Extract all lines that hold "text" from the records below.

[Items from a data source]
****************

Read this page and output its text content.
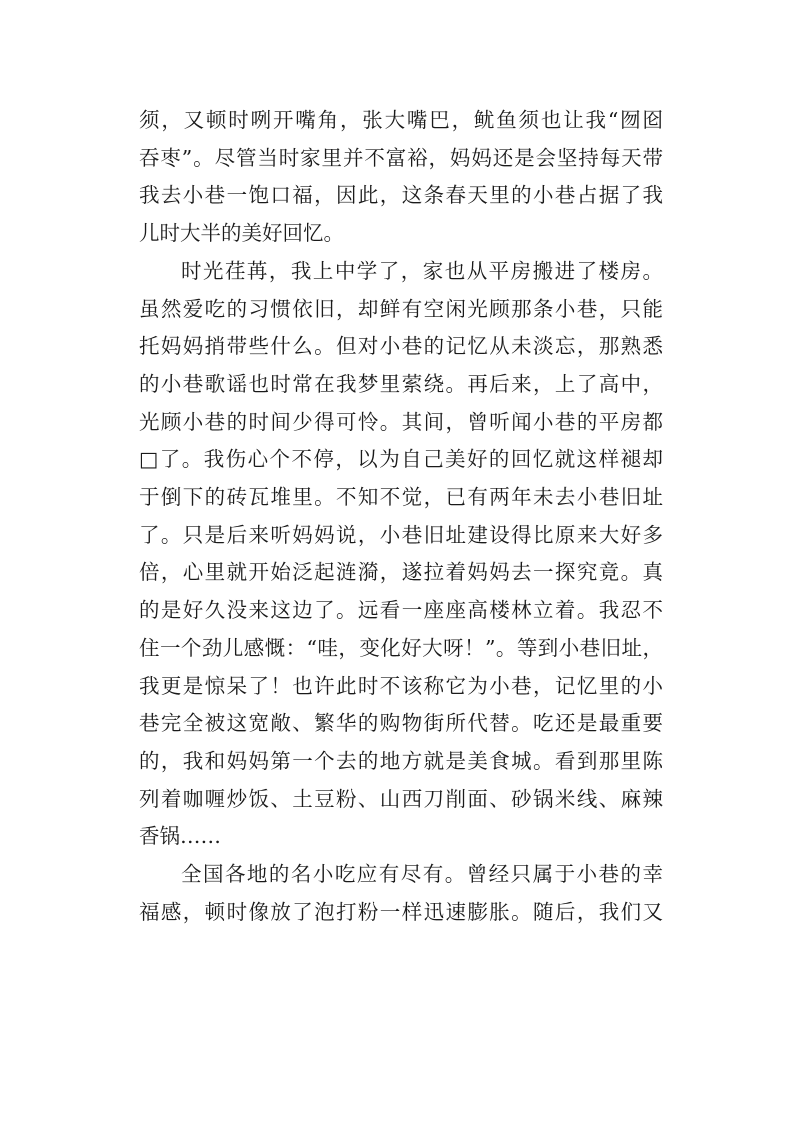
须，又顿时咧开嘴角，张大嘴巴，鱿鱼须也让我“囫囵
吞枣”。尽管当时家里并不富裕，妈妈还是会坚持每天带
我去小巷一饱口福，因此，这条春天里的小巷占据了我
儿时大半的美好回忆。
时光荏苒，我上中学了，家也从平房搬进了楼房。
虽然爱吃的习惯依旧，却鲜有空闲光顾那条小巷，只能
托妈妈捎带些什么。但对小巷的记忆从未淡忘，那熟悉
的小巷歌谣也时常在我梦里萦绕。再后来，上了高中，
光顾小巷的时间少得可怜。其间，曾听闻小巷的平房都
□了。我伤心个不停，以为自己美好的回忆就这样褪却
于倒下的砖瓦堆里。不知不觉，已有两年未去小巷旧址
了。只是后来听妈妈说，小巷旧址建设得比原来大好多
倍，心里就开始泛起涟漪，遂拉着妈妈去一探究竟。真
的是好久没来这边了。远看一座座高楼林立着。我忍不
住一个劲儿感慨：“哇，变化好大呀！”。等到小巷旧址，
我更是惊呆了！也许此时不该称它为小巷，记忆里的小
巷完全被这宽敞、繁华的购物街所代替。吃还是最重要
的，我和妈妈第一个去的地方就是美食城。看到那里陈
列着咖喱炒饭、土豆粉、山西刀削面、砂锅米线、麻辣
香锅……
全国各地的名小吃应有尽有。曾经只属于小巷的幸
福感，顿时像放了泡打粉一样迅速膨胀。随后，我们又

****************

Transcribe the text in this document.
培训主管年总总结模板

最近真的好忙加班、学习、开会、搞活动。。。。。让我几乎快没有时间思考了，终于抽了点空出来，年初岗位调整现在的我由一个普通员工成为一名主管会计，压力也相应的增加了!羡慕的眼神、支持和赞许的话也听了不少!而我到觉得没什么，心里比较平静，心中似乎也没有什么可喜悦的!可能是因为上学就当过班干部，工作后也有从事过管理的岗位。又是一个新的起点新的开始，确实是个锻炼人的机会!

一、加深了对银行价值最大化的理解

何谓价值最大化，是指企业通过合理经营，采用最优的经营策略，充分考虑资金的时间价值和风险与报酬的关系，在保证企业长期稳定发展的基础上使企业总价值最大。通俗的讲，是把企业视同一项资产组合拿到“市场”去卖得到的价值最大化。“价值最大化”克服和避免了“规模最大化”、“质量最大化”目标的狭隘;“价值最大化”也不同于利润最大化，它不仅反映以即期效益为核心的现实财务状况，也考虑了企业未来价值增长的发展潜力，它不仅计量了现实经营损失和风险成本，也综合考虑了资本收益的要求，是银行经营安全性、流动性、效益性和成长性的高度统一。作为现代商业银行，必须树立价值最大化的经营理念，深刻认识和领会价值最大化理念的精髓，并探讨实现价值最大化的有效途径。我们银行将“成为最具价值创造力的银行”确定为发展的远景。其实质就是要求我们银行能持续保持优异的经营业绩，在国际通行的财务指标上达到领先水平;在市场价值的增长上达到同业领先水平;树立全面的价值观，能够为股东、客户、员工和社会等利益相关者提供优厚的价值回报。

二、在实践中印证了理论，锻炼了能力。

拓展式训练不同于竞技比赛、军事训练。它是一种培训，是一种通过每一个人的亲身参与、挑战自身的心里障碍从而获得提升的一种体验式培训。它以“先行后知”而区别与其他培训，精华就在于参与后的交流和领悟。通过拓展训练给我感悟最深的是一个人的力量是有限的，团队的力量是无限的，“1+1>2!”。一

****************

Output
Read this page and output its text content.
Transcribe the text in this document.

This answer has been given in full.